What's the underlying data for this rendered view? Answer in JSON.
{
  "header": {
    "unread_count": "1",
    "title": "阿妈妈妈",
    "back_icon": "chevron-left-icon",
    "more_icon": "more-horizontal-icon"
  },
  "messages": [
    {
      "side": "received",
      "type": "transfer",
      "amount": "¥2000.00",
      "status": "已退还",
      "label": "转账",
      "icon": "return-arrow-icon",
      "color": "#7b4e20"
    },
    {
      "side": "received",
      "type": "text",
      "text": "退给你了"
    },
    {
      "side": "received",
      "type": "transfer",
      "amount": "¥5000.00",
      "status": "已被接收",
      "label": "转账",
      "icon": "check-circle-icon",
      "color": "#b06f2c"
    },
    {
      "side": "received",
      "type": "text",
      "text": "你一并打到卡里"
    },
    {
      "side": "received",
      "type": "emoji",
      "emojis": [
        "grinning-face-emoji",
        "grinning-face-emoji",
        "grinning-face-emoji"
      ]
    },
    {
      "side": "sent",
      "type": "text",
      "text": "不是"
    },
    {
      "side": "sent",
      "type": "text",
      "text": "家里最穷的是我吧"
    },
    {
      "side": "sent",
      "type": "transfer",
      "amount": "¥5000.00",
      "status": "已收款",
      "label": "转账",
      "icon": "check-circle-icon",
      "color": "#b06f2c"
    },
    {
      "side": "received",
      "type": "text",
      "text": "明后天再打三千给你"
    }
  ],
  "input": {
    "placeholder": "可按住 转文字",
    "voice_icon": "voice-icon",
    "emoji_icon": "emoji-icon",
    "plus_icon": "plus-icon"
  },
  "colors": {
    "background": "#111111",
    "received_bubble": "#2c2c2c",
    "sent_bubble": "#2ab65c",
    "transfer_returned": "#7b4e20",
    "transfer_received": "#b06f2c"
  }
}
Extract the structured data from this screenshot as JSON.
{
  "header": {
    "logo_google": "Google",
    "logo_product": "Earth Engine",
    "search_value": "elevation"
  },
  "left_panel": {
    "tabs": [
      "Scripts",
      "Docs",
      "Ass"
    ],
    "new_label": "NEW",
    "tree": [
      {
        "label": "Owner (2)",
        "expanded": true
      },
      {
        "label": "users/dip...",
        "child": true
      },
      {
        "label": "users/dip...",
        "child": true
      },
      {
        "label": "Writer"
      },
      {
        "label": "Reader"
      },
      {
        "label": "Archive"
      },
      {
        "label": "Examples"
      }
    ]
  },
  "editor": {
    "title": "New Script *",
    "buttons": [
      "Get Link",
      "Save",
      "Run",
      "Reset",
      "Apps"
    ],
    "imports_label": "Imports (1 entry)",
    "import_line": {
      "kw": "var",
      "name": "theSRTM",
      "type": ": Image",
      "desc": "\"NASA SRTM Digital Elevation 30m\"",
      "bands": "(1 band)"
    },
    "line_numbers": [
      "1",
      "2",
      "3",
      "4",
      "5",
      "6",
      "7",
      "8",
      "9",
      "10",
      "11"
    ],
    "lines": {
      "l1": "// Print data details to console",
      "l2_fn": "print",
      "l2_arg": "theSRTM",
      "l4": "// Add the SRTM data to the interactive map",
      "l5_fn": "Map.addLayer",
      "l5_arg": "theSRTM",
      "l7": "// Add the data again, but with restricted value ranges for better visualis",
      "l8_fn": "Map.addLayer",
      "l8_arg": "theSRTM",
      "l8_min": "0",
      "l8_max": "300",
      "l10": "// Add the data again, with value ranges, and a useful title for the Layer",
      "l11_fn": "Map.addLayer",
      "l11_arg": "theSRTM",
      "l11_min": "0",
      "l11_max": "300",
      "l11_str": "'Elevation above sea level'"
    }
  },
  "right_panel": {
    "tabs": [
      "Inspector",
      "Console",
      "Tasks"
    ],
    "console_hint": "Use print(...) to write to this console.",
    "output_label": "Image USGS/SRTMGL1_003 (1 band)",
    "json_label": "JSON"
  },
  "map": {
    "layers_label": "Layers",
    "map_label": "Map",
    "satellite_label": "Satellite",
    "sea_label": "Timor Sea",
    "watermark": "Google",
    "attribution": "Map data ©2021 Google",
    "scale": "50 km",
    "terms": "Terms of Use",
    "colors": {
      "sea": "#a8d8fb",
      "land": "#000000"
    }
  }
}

________________________________________

§ Task to complete
Restate the whole of the material exactly.

§ Solution for this exercise
What's the underlying data for this rendered view? Answer in JSON.
{
  "header": {
    "unread_count": "1",
    "title": "阿妈妈妈",
    "back_icon": "chevron-left-icon",
    "more_icon": "more-horizontal-icon"
  },
  "messages": [
    {
      "side": "received",
      "type": "transfer",
      "amount": "¥2000.00",
      "status": "已退还",
      "label": "转账",
      "icon": "return-arrow-icon",
      "color": "#7b4e20"
    },
    {
      "side": "received",
      "type": "text",
      "text": "退给你了"
    },
    {
      "side": "received",
      "type": "transfer",
      "amount": "¥5000.00",
      "status": "已被接收",
      "label": "转账",
      "icon": "check-circle-icon",
      "color": "#b06f2c"
    },
    {
      "side": "received",
      "type": "text",
      "text": "你一并打到卡里"
    },
    {
      "side": "received",
      "type": "emoji",
      "emojis": [
        "grinning-face-emoji",
        "grinning-face-emoji",
        "grinning-face-emoji"
      ]
    },
    {
      "side": "sent",
      "type": "text",
      "text": "不是"
    },
    {
      "side": "sent",
      "type": "text",
      "text": "家里最穷的是我吧"
    },
    {
      "side": "sent",
      "type": "transfer",
      "amount": "¥5000.00",
      "status": "已收款",
      "label": "转账",
      "icon": "check-circle-icon",
      "color": "#b06f2c"
    },
    {
      "side": "received",
      "type": "text",
      "text": "明后天再打三千给你"
    }
  ],
  "input": {
    "placeholder": "可按住 转文字",
    "voice_icon": "voice-icon",
    "emoji_icon": "emoji-icon",
    "plus_icon": "plus-icon"
  },
  "colors": {
    "background": "#111111",
    "received_bubble": "#2c2c2c",
    "sent_bubble": "#2ab65c",
    "transfer_returned": "#7b4e20",
    "transfer_received": "#b06f2c"
  }
}
Extract the structured data from this screenshot as JSON.
{
  "header": {
    "logo_google": "Google",
    "logo_product": "Earth Engine",
    "search_value": "elevation"
  },
  "left_panel": {
    "tabs": [
      "Scripts",
      "Docs",
      "Ass"
    ],
    "new_label": "NEW",
    "tree": [
      {
        "label": "Owner (2)",
        "expanded": true
      },
      {
        "label": "users/dip...",
        "child": true
      },
      {
        "label": "users/dip...",
        "child": true
      },
      {
        "label": "Writer"
      },
      {
        "label": "Reader"
      },
      {
        "label": "Archive"
      },
      {
        "label": "Examples"
      }
    ]
  },
  "editor": {
    "title": "New Script *",
    "buttons": [
      "Get Link",
      "Save",
      "Run",
      "Reset",
      "Apps"
    ],
    "imports_label": "Imports (1 entry)",
    "import_line": {
      "kw": "var",
      "name": "theSRTM",
      "type": ": Image",
      "desc": "\"NASA SRTM Digital Elevation 30m\"",
      "bands": "(1 band)"
    },
    "line_numbers": [
      "1",
      "2",
      "3",
      "4",
      "5",
      "6",
      "7",
      "8",
      "9",
      "10",
      "11"
    ],
    "lines": {
      "l1": "// Print data details to console",
      "l2_fn": "print",
      "l2_arg": "theSRTM",
      "l4": "// Add the SRTM data to the interactive map",
      "l5_fn": "Map.addLayer",
      "l5_arg": "theSRTM",
      "l7": "// Add the data again, but with restricted value ranges for better visualis",
      "l8_fn": "Map.addLayer",
      "l8_arg": "theSRTM",
      "l8_min": "0",
      "l8_max": "300",
      "l10": "// Add the data again, with value ranges, and a useful title for the Layer",
      "l11_fn": "Map.addLayer",
      "l11_arg": "theSRTM",
      "l11_min": "0",
      "l11_max": "300",
      "l11_str": "'Elevation above sea level'"
    }
  },
  "right_panel": {
    "tabs": [
      "Inspector",
      "Console",
      "Tasks"
    ],
    "console_hint": "Use print(...) to write to this console.",
    "output_label": "Image USGS/SRTMGL1_003 (1 band)",
    "json_label": "JSON"
  },
  "map": {
    "layers_label": "Layers",
    "map_label": "Map",
    "satellite_label": "Satellite",
    "sea_label": "Timor Sea",
    "watermark": "Google",
    "attribution": "Map data ©2021 Google",
    "scale": "50 km",
    "terms": "Terms of Use",
    "colors": {
      "sea": "#a8d8fb",
      "land": "#000000"
    }
  }
}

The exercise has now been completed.